(PROBLEM STATEMENT): Copy out each line that mentions the word "document".

======== INFORMATION SUPPLIED

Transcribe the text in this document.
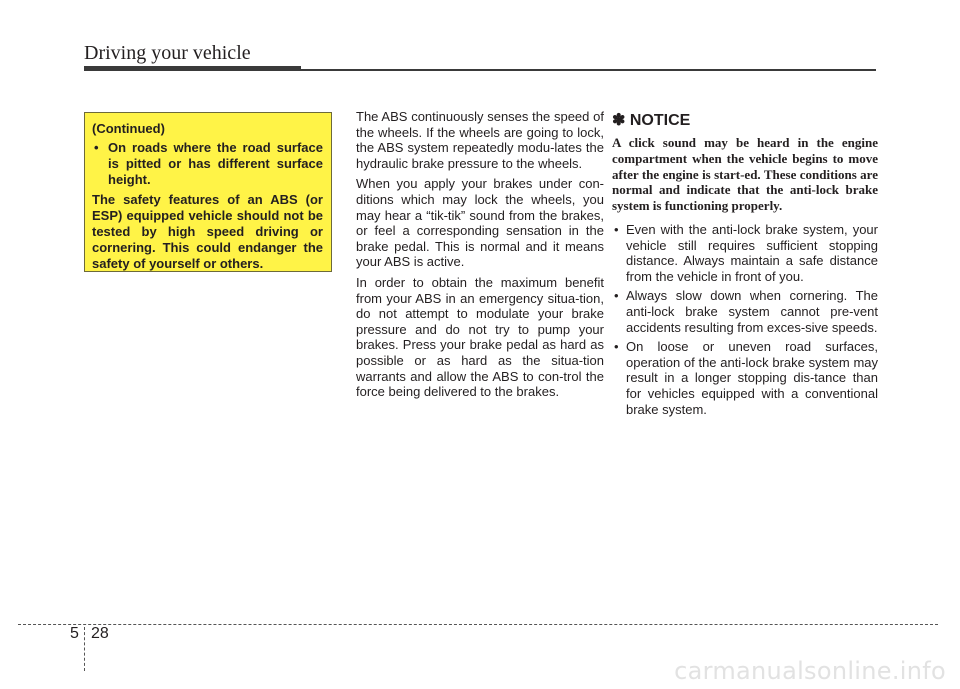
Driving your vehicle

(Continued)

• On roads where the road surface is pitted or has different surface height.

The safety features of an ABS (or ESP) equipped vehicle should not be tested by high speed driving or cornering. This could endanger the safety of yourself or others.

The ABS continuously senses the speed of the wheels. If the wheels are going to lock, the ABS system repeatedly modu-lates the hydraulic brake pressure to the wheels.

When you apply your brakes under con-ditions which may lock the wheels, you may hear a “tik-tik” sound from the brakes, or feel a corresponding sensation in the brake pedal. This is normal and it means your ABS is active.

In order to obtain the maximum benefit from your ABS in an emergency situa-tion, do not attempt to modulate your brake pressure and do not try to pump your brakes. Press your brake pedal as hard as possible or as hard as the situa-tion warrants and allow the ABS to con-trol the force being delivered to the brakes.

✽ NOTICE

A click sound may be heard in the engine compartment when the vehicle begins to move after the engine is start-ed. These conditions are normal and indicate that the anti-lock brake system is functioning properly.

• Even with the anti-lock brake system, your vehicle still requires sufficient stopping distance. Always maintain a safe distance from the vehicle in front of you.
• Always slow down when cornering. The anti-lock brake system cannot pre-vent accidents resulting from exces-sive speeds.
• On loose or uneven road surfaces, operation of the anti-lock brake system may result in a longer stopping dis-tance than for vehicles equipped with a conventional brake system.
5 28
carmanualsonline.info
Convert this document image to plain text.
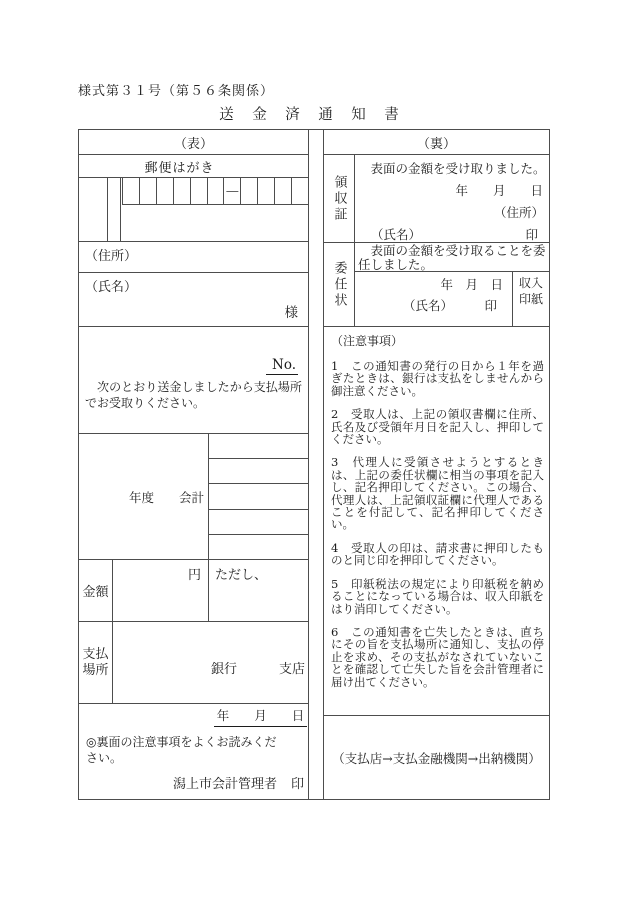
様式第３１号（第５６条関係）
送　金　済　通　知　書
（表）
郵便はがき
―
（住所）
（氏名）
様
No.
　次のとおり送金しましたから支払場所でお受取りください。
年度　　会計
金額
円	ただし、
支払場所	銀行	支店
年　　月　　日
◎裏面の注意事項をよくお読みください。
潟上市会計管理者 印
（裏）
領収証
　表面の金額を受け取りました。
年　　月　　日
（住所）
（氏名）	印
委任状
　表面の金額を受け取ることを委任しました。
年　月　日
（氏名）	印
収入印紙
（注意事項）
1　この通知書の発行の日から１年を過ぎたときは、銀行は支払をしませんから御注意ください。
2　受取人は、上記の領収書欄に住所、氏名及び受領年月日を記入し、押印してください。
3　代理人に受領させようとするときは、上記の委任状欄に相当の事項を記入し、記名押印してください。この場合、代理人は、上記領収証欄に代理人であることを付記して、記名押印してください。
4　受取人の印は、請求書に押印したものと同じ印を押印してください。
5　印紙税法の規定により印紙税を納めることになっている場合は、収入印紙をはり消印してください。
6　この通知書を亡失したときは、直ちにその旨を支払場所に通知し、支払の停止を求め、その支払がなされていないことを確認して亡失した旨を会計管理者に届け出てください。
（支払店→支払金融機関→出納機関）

================

(FULL RESPONSE):
Transcribe the text in this document.
Convert this document image to plain text.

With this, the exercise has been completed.